## begin STORED DATA

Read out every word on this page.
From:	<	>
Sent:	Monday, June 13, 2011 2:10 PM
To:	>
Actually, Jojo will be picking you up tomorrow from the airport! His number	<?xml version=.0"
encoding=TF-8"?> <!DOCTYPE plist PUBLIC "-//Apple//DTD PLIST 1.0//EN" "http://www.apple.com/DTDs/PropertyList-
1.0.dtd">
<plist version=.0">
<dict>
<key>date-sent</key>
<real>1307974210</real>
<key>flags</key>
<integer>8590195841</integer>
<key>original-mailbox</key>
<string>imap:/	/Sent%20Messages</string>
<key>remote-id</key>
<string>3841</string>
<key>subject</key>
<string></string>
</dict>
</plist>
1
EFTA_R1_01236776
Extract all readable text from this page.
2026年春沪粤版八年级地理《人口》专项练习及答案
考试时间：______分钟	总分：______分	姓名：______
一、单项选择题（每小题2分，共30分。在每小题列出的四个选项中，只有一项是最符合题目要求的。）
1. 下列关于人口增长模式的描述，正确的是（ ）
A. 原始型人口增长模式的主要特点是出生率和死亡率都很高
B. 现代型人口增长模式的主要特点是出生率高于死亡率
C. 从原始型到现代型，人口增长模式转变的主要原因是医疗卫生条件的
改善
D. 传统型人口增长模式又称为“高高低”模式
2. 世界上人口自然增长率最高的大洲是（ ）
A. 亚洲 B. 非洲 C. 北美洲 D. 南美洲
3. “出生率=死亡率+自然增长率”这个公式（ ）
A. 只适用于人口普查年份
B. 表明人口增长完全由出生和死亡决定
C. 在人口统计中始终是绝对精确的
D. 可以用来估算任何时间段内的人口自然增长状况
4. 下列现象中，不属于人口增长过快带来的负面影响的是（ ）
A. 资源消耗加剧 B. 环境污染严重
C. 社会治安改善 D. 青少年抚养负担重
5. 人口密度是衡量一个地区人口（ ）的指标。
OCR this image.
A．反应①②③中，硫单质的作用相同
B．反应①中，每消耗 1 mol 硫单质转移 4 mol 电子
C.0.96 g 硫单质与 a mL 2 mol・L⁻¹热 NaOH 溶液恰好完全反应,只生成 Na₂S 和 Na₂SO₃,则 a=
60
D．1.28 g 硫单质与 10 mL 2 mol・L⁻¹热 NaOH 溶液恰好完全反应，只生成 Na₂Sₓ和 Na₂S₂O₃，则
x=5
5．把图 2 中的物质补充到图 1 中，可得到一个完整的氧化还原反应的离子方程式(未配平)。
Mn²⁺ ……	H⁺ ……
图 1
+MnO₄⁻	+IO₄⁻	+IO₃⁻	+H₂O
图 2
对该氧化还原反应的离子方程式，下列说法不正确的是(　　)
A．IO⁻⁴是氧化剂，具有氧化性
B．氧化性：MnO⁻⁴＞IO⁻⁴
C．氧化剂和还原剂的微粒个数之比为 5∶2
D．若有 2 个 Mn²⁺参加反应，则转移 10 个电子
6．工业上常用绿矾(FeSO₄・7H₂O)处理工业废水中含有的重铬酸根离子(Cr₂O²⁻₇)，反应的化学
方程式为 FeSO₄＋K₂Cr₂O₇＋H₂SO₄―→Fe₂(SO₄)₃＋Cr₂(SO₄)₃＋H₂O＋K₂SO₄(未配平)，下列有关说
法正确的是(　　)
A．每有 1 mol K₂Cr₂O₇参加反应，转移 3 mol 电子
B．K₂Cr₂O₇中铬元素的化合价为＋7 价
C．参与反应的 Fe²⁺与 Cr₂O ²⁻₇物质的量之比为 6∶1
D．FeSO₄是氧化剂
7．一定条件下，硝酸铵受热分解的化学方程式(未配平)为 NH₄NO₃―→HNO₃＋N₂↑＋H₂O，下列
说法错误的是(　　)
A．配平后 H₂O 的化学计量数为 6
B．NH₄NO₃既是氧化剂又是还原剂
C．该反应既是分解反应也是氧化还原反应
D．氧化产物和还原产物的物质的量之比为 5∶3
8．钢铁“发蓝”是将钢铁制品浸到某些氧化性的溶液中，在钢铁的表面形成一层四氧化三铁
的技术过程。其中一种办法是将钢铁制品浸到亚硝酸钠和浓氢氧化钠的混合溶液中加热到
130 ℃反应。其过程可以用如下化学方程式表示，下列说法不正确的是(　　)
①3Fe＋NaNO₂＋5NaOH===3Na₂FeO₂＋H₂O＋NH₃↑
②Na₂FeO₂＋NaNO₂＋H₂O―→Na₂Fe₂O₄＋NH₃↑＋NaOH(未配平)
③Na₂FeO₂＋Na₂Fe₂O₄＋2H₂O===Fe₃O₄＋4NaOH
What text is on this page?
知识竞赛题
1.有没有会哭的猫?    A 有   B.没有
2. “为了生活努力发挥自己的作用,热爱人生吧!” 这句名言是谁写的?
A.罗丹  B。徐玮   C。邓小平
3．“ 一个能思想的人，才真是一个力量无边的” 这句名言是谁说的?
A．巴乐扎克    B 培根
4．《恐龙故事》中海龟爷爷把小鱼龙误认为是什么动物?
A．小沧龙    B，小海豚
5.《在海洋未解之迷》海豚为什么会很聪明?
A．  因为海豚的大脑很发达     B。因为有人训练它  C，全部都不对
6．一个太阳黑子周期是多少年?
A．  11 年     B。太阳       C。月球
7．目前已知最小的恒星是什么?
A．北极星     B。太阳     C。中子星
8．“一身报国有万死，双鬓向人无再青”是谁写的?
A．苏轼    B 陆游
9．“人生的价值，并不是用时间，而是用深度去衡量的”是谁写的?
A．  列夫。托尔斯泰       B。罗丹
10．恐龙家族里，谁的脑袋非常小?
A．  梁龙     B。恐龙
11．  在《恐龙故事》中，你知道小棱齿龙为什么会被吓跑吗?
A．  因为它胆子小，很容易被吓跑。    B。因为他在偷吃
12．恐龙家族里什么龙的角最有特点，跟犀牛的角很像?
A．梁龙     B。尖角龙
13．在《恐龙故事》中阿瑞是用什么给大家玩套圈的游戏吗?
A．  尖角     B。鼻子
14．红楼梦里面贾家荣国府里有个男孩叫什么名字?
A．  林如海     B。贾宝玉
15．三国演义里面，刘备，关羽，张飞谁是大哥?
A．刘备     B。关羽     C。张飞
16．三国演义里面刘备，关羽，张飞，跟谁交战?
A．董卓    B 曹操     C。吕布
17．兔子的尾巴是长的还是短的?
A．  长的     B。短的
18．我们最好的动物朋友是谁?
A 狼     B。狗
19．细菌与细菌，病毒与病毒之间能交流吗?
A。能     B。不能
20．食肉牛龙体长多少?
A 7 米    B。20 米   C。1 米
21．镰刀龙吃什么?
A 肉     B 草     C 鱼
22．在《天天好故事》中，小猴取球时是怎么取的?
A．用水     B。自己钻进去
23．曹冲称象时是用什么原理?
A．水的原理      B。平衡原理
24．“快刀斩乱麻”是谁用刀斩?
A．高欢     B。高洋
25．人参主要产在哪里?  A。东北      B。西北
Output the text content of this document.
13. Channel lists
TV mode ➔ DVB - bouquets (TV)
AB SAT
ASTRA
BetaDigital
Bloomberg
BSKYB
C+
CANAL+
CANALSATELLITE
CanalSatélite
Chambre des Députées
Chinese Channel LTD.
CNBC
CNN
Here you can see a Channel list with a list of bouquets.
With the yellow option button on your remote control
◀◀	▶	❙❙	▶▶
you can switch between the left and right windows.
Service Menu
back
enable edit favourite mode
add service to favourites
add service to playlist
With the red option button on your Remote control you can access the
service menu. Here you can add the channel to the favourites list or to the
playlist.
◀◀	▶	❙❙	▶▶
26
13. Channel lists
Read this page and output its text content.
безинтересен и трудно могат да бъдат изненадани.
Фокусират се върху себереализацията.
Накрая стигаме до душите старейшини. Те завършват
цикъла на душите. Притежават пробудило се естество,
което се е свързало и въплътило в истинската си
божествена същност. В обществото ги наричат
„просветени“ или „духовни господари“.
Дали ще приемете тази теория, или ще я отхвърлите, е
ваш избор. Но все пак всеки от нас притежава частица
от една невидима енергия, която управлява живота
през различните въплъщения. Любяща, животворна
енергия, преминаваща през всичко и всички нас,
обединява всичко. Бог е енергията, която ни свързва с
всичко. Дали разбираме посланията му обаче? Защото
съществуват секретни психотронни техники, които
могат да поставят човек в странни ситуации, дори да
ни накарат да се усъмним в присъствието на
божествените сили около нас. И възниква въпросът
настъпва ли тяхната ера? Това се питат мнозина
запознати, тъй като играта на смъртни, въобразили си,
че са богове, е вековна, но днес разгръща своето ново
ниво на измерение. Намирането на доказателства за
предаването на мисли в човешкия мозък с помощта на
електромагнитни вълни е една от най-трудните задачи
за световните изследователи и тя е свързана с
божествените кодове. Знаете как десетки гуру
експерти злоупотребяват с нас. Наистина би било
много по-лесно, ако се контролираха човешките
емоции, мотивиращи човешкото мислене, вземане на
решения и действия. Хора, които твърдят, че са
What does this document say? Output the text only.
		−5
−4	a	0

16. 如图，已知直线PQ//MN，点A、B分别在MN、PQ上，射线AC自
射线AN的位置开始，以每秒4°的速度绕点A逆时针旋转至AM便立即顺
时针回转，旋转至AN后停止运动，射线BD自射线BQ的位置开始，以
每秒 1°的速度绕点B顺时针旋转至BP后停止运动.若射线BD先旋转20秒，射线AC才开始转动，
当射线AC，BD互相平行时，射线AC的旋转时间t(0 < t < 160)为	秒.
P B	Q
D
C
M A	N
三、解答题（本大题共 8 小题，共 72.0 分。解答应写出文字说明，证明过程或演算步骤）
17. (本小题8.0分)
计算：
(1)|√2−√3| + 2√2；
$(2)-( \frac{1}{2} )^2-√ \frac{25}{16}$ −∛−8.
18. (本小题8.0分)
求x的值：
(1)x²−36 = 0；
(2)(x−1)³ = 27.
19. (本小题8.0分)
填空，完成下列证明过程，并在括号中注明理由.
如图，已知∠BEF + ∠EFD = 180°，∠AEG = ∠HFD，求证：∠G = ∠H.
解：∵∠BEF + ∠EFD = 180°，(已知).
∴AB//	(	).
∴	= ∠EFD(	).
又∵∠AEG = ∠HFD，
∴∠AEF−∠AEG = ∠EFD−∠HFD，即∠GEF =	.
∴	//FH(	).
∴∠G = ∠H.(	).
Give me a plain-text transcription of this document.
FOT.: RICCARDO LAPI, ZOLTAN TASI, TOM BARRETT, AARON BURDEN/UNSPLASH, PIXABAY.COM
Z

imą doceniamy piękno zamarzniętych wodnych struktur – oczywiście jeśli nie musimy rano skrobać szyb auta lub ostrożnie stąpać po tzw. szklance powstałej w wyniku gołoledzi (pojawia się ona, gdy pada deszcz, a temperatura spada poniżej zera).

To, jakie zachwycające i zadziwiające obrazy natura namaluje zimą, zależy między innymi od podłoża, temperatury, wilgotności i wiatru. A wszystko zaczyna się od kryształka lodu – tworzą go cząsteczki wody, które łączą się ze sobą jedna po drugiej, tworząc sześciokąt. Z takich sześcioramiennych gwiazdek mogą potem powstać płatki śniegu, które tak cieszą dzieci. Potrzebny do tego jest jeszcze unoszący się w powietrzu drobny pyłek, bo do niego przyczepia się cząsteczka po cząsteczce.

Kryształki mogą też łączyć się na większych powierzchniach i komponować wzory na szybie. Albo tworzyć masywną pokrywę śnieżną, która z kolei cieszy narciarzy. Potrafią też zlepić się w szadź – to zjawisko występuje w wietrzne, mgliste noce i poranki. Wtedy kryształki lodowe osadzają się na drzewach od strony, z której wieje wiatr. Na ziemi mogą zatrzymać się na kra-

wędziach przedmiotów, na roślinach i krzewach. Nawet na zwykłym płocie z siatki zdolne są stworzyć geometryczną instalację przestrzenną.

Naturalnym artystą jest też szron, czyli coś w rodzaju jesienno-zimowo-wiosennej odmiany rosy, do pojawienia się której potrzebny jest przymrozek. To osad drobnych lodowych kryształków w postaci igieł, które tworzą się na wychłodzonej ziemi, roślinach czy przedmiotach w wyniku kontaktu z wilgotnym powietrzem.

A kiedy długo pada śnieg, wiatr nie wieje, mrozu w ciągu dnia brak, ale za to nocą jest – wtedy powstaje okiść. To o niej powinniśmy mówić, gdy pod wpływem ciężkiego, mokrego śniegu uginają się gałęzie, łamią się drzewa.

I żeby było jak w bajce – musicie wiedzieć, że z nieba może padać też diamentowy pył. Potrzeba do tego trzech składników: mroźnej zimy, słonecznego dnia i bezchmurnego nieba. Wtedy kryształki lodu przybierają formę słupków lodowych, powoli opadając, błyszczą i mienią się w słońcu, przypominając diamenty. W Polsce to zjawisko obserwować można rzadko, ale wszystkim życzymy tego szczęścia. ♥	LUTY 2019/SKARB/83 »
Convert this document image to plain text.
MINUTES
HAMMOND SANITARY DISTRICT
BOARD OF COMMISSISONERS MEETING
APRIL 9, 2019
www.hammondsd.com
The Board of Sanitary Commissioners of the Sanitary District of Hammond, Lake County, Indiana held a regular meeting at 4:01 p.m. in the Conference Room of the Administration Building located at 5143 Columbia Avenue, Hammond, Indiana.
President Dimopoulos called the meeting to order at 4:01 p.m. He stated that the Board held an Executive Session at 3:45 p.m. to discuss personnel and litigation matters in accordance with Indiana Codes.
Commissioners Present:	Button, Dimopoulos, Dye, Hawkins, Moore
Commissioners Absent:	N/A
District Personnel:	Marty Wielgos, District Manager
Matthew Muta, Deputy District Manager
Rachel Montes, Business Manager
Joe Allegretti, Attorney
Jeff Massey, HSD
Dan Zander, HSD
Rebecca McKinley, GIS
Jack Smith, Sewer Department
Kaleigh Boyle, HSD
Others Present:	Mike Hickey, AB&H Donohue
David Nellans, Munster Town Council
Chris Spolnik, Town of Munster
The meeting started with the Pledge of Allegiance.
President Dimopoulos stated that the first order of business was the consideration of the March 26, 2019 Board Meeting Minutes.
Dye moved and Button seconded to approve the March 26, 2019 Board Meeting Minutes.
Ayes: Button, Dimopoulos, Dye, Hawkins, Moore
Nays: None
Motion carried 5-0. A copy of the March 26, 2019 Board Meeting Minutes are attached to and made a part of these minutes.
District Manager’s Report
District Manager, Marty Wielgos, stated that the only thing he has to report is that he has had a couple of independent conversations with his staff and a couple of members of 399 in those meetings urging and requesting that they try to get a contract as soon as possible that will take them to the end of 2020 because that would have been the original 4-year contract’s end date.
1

## end STORED DATA

[TASK]:
Count the lines above that contain the word "Marty", and reply with only that number.

[WORKED SOLUTION]:
2